### Task prompt
Sort through the entries below and pull out lines containing the word "image".

### Records for processing
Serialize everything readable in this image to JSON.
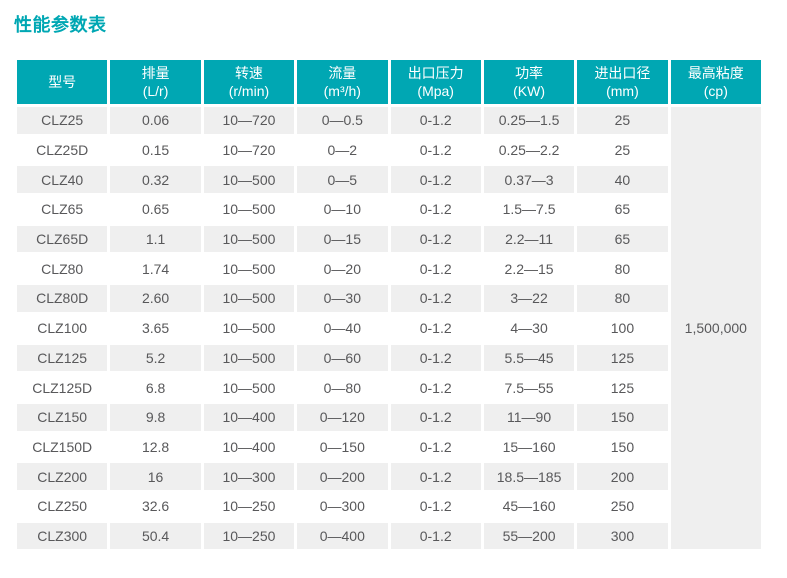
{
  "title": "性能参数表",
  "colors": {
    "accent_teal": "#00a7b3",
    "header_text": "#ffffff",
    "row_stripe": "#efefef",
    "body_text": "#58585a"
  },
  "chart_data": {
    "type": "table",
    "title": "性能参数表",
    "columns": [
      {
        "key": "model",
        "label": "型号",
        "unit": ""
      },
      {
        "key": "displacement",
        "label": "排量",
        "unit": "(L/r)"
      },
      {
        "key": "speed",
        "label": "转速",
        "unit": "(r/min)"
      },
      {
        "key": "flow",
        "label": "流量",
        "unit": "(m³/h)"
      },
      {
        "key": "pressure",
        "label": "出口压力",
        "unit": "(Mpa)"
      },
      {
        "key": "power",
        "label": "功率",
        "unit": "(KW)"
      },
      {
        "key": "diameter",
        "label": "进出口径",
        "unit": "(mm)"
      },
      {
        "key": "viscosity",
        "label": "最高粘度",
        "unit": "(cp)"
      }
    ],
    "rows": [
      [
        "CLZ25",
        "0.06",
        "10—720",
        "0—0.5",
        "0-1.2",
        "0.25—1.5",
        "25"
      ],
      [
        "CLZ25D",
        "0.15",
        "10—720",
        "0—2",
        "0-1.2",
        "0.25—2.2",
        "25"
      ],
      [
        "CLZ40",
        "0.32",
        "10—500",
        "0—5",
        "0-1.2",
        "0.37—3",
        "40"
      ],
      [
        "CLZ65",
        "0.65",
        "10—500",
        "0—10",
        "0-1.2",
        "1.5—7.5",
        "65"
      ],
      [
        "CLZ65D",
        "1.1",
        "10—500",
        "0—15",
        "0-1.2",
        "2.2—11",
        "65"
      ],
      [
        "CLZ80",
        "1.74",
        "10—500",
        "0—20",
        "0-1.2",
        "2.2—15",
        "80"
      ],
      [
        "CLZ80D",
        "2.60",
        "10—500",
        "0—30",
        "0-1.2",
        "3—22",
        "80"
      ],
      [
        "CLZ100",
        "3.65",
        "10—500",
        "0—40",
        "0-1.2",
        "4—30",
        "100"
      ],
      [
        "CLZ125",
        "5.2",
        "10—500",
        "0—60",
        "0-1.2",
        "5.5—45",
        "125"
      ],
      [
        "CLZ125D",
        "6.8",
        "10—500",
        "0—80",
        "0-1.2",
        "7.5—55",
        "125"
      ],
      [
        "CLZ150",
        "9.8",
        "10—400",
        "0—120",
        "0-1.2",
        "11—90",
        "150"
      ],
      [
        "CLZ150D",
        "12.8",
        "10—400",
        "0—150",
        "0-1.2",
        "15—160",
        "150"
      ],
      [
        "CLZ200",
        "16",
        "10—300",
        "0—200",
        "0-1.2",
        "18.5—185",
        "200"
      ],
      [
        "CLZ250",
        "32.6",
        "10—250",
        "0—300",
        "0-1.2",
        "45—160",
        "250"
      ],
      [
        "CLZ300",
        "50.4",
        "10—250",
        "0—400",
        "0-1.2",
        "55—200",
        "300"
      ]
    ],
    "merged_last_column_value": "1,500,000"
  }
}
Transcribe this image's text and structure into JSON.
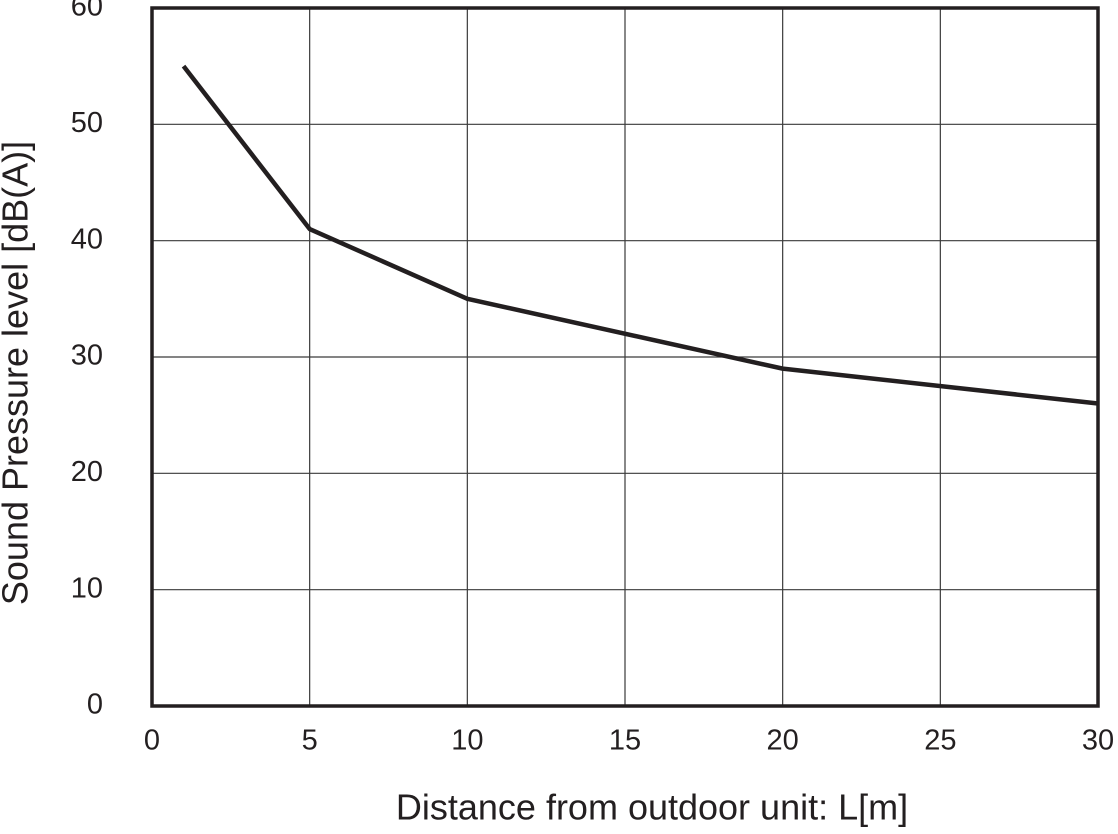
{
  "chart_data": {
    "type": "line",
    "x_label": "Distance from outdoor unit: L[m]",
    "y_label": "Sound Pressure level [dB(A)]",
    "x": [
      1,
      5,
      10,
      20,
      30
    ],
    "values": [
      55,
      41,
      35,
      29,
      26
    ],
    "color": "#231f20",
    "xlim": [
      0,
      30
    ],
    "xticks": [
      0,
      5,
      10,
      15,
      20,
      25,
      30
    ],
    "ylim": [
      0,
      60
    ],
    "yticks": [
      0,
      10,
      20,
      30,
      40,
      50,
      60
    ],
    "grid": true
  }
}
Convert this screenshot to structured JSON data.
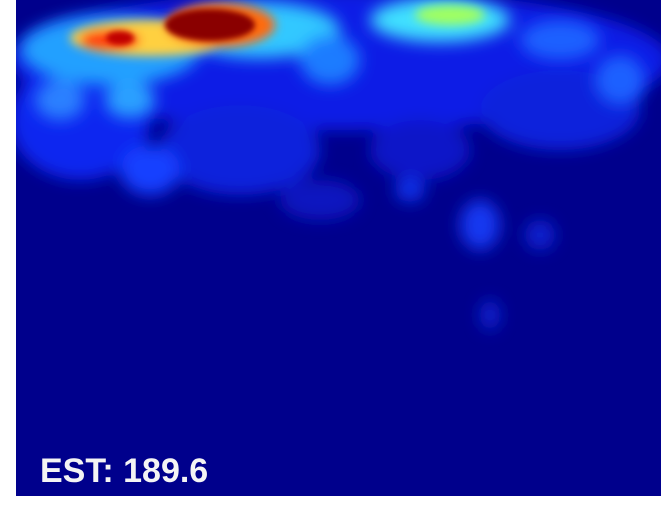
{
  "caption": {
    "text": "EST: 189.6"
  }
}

### Result below
Serialize everything readable in this image to JSON.
Transcribe this image's text and structure into JSON.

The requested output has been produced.